_REQUIRED TASK:_ Tally the lines below that contain the word "Land", and give only that number.

Dataset records on visual material
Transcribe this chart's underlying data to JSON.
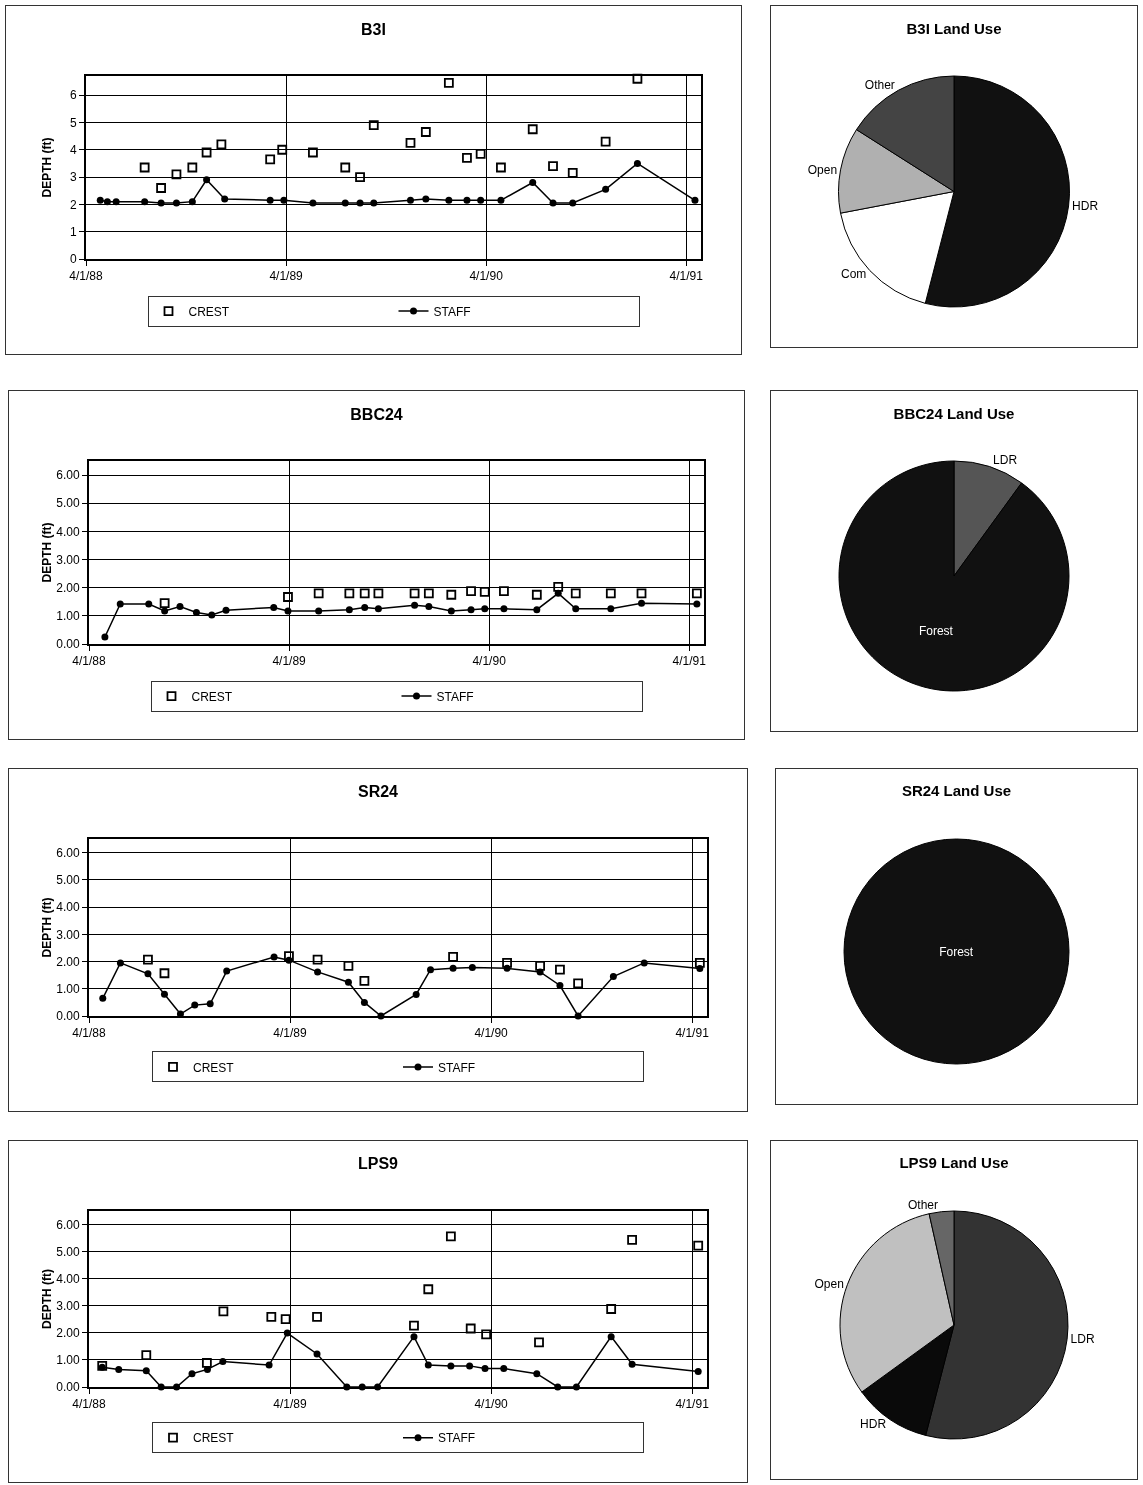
{
  "chart_data": [
    {
      "type": "line",
      "title": "B3I",
      "ylabel": "DEPTH (ft)",
      "xlim": [
        "1988-04-01",
        "1991-04-28"
      ],
      "ylim": [
        0,
        6.7
      ],
      "yticks": [
        0,
        1,
        2,
        3,
        4,
        5,
        6
      ],
      "xticks": [
        {
          "value": "1988-04-01",
          "label": "4/1/88"
        },
        {
          "value": "1989-04-01",
          "label": "4/1/89"
        },
        {
          "value": "1990-04-01",
          "label": "4/1/90"
        },
        {
          "value": "1991-04-01",
          "label": "4/1/91"
        }
      ],
      "grid": true,
      "legend": "bottom",
      "series": [
        {
          "name": "CREST",
          "type": "scatter",
          "marker": "square",
          "color": "#000000",
          "x": [
            "1988-07-17",
            "1988-08-16",
            "1988-09-13",
            "1988-10-12",
            "1988-11-07",
            "1988-12-04",
            "1989-03-03",
            "1989-03-25",
            "1989-05-20",
            "1989-07-18",
            "1989-08-14",
            "1989-09-08",
            "1989-11-14",
            "1989-12-12",
            "1990-01-23",
            "1990-02-25",
            "1990-03-22",
            "1990-04-28",
            "1990-06-25",
            "1990-08-01",
            "1990-09-06",
            "1990-11-05",
            "1991-01-02"
          ],
          "values": [
            3.35,
            2.6,
            3.1,
            3.35,
            3.9,
            4.2,
            3.65,
            4.0,
            3.9,
            3.35,
            3.0,
            4.9,
            4.25,
            4.65,
            6.45,
            3.7,
            3.85,
            3.35,
            4.75,
            3.4,
            3.15,
            4.3,
            6.6
          ]
        },
        {
          "name": "STAFF",
          "type": "line",
          "marker": "circle",
          "color": "#000000",
          "x": [
            "1988-04-27",
            "1988-05-10",
            "1988-05-26",
            "1988-07-17",
            "1988-08-16",
            "1988-09-13",
            "1988-10-12",
            "1988-11-07",
            "1988-12-10",
            "1989-03-03",
            "1989-03-28",
            "1989-05-20",
            "1989-07-18",
            "1989-08-14",
            "1989-09-08",
            "1989-11-14",
            "1989-12-12",
            "1990-01-23",
            "1990-02-25",
            "1990-03-22",
            "1990-04-28",
            "1990-06-25",
            "1990-08-01",
            "1990-09-06",
            "1990-11-05",
            "1991-01-02",
            "1991-04-17"
          ],
          "values": [
            2.15,
            2.1,
            2.1,
            2.1,
            2.05,
            2.05,
            2.1,
            2.9,
            2.2,
            2.15,
            2.15,
            2.05,
            2.05,
            2.05,
            2.05,
            2.15,
            2.2,
            2.15,
            2.15,
            2.15,
            2.15,
            2.8,
            2.05,
            2.05,
            2.55,
            3.5,
            2.15
          ]
        }
      ]
    },
    {
      "type": "pie",
      "title": "B3I Land Use",
      "categories": [
        "HDR",
        "Com",
        "Open",
        "Other"
      ],
      "values": [
        54,
        18,
        12,
        16
      ],
      "colors": [
        "#111111",
        "#ffffff",
        "#b0b0b0",
        "#444444"
      ]
    },
    {
      "type": "line",
      "title": "BBC24",
      "ylabel": "DEPTH (ft)",
      "xlim": [
        "1988-04-01",
        "1991-04-28"
      ],
      "ylim": [
        0,
        6.5
      ],
      "yticks": [
        {
          "value": 0,
          "label": "0.00"
        },
        {
          "value": 1,
          "label": "1.00"
        },
        {
          "value": 2,
          "label": "2.00"
        },
        {
          "value": 3,
          "label": "3.00"
        },
        {
          "value": 4,
          "label": "4.00"
        },
        {
          "value": 5,
          "label": "5.00"
        },
        {
          "value": 6,
          "label": "6.00"
        }
      ],
      "xticks": [
        {
          "value": "1988-04-01",
          "label": "4/1/88"
        },
        {
          "value": "1989-04-01",
          "label": "4/1/89"
        },
        {
          "value": "1990-04-01",
          "label": "4/1/90"
        },
        {
          "value": "1991-04-01",
          "label": "4/1/91"
        }
      ],
      "grid": true,
      "legend": "bottom",
      "series": [
        {
          "name": "CREST",
          "type": "scatter",
          "marker": "square",
          "color": "#000000",
          "x": [
            "1988-08-17",
            "1989-03-30",
            "1989-05-25",
            "1989-07-20",
            "1989-08-17",
            "1989-09-11",
            "1989-11-16",
            "1989-12-12",
            "1990-01-22",
            "1990-02-27",
            "1990-03-24",
            "1990-04-28",
            "1990-06-27",
            "1990-08-05",
            "1990-09-06",
            "1990-11-09",
            "1991-01-04",
            "1991-04-15"
          ],
          "values": [
            1.45,
            1.67,
            1.8,
            1.8,
            1.8,
            1.8,
            1.8,
            1.8,
            1.75,
            1.88,
            1.85,
            1.88,
            1.75,
            2.03,
            1.8,
            1.8,
            1.8,
            1.8
          ]
        },
        {
          "name": "STAFF",
          "type": "line",
          "marker": "circle",
          "color": "#000000",
          "x": [
            "1988-04-30",
            "1988-05-28",
            "1988-07-19",
            "1988-08-17",
            "1988-09-14",
            "1988-10-14",
            "1988-11-11",
            "1988-12-07",
            "1989-03-04",
            "1989-03-30",
            "1989-05-25",
            "1989-07-20",
            "1989-08-17",
            "1989-09-11",
            "1989-11-16",
            "1989-12-12",
            "1990-01-22",
            "1990-02-27",
            "1990-03-24",
            "1990-04-28",
            "1990-06-27",
            "1990-08-05",
            "1990-09-06",
            "1990-11-09",
            "1991-01-04",
            "1991-04-15"
          ],
          "values": [
            0.25,
            1.42,
            1.42,
            1.17,
            1.33,
            1.12,
            1.03,
            1.2,
            1.3,
            1.17,
            1.17,
            1.22,
            1.3,
            1.25,
            1.38,
            1.33,
            1.17,
            1.22,
            1.25,
            1.25,
            1.22,
            1.8,
            1.25,
            1.25,
            1.45,
            1.42
          ]
        }
      ]
    },
    {
      "type": "pie",
      "title": "BBC24 Land Use",
      "categories": [
        "LDR",
        "Forest"
      ],
      "values": [
        10,
        90
      ],
      "colors": [
        "#555555",
        "#111111"
      ]
    },
    {
      "type": "line",
      "title": "SR24",
      "ylabel": "DEPTH (ft)",
      "xlim": [
        "1988-04-01",
        "1991-04-28"
      ],
      "ylim": [
        0,
        6.5
      ],
      "yticks": [
        {
          "value": 0,
          "label": "0.00"
        },
        {
          "value": 1,
          "label": "1.00"
        },
        {
          "value": 2,
          "label": "2.00"
        },
        {
          "value": 3,
          "label": "3.00"
        },
        {
          "value": 4,
          "label": "4.00"
        },
        {
          "value": 5,
          "label": "5.00"
        },
        {
          "value": 6,
          "label": "6.00"
        }
      ],
      "xticks": [
        {
          "value": "1988-04-01",
          "label": "4/1/88"
        },
        {
          "value": "1989-04-01",
          "label": "4/1/89"
        },
        {
          "value": "1990-04-01",
          "label": "4/1/90"
        },
        {
          "value": "1991-04-01",
          "label": "4/1/91"
        }
      ],
      "grid": true,
      "legend": "bottom",
      "series": [
        {
          "name": "CREST",
          "type": "scatter",
          "marker": "square",
          "color": "#000000",
          "x": [
            "1988-07-17",
            "1988-08-16",
            "1989-03-30",
            "1989-05-21",
            "1989-07-16",
            "1989-08-14",
            "1990-01-22",
            "1990-04-30",
            "1990-06-29",
            "1990-08-04",
            "1990-09-06",
            "1991-04-15"
          ],
          "values": [
            2.07,
            1.57,
            2.2,
            2.07,
            1.84,
            1.29,
            2.17,
            1.95,
            1.84,
            1.7,
            1.2,
            1.95
          ]
        },
        {
          "name": "STAFF",
          "type": "line",
          "marker": "circle",
          "color": "#000000",
          "x": [
            "1988-04-26",
            "1988-05-28",
            "1988-07-17",
            "1988-08-16",
            "1988-09-14",
            "1988-10-10",
            "1988-11-07",
            "1988-12-07",
            "1989-03-03",
            "1989-03-30",
            "1989-05-21",
            "1989-07-16",
            "1989-08-14",
            "1989-09-13",
            "1989-11-16",
            "1989-12-12",
            "1990-01-22",
            "1990-02-26",
            "1990-04-30",
            "1990-06-29",
            "1990-08-04",
            "1990-09-06",
            "1990-11-09",
            "1991-01-04",
            "1991-04-15"
          ],
          "values": [
            0.65,
            1.95,
            1.55,
            0.8,
            0.07,
            0.4,
            0.45,
            1.65,
            2.17,
            2.05,
            1.62,
            1.24,
            0.5,
            0,
            0.79,
            1.7,
            1.75,
            1.78,
            1.75,
            1.62,
            1.12,
            0,
            1.45,
            1.95,
            1.74
          ]
        }
      ]
    },
    {
      "type": "pie",
      "title": "SR24 Land Use",
      "categories": [
        "Forest"
      ],
      "values": [
        100
      ],
      "colors": [
        "#111111"
      ]
    },
    {
      "type": "line",
      "title": "LPS9",
      "ylabel": "DEPTH (ft)",
      "xlim": [
        "1988-04-01",
        "1991-04-28"
      ],
      "ylim": [
        0,
        6.5
      ],
      "yticks": [
        {
          "value": 0,
          "label": "0.00"
        },
        {
          "value": 1,
          "label": "1.00"
        },
        {
          "value": 2,
          "label": "2.00"
        },
        {
          "value": 3,
          "label": "3.00"
        },
        {
          "value": 4,
          "label": "4.00"
        },
        {
          "value": 5,
          "label": "5.00"
        },
        {
          "value": 6,
          "label": "6.00"
        }
      ],
      "xticks": [
        {
          "value": "1988-04-01",
          "label": "4/1/88"
        },
        {
          "value": "1989-04-01",
          "label": "4/1/89"
        },
        {
          "value": "1990-04-01",
          "label": "4/1/90"
        },
        {
          "value": "1991-04-01",
          "label": "4/1/91"
        }
      ],
      "grid": true,
      "legend": "bottom",
      "series": [
        {
          "name": "CREST",
          "type": "scatter",
          "marker": "square",
          "color": "#000000",
          "x": [
            "1988-04-25",
            "1988-07-14",
            "1988-11-01",
            "1988-12-01",
            "1989-02-26",
            "1989-03-24",
            "1989-05-20",
            "1989-11-12",
            "1989-12-08",
            "1990-01-18",
            "1990-02-23",
            "1990-03-23",
            "1990-06-27",
            "1990-11-05",
            "1990-12-13",
            "1991-04-12"
          ],
          "values": [
            0.78,
            1.18,
            0.89,
            2.79,
            2.59,
            2.51,
            2.59,
            2.27,
            3.61,
            5.56,
            2.16,
            1.94,
            1.65,
            2.88,
            5.43,
            5.22
          ]
        },
        {
          "name": "STAFF",
          "type": "line",
          "marker": "circle",
          "color": "#000000",
          "x": [
            "1988-04-25",
            "1988-05-25",
            "1988-07-14",
            "1988-08-10",
            "1988-09-07",
            "1988-10-05",
            "1988-11-02",
            "1988-11-30",
            "1989-02-22",
            "1989-03-27",
            "1989-05-20",
            "1989-07-13",
            "1989-08-10",
            "1989-09-07",
            "1989-11-12",
            "1989-12-08",
            "1990-01-18",
            "1990-02-21",
            "1990-03-21",
            "1990-04-24",
            "1990-06-23",
            "1990-07-31",
            "1990-09-03",
            "1990-11-05",
            "1990-12-13",
            "1991-04-12"
          ],
          "values": [
            0.73,
            0.65,
            0.6,
            0,
            0,
            0.49,
            0.65,
            0.94,
            0.81,
            1.99,
            1.22,
            0,
            0,
            0,
            1.86,
            0.81,
            0.78,
            0.78,
            0.68,
            0.68,
            0.49,
            0,
            0,
            1.86,
            0.84,
            0.57
          ]
        }
      ]
    },
    {
      "type": "pie",
      "title": "LPS9 Land Use",
      "categories": [
        "LDR",
        "HDR",
        "Open",
        "Other"
      ],
      "values": [
        54,
        11,
        31.5,
        3.5
      ],
      "colors": [
        "#333333",
        "#0a0a0a",
        "#c0c0c0",
        "#666666"
      ]
    }
  ]
}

_THE COMPLETED TASK:_ 4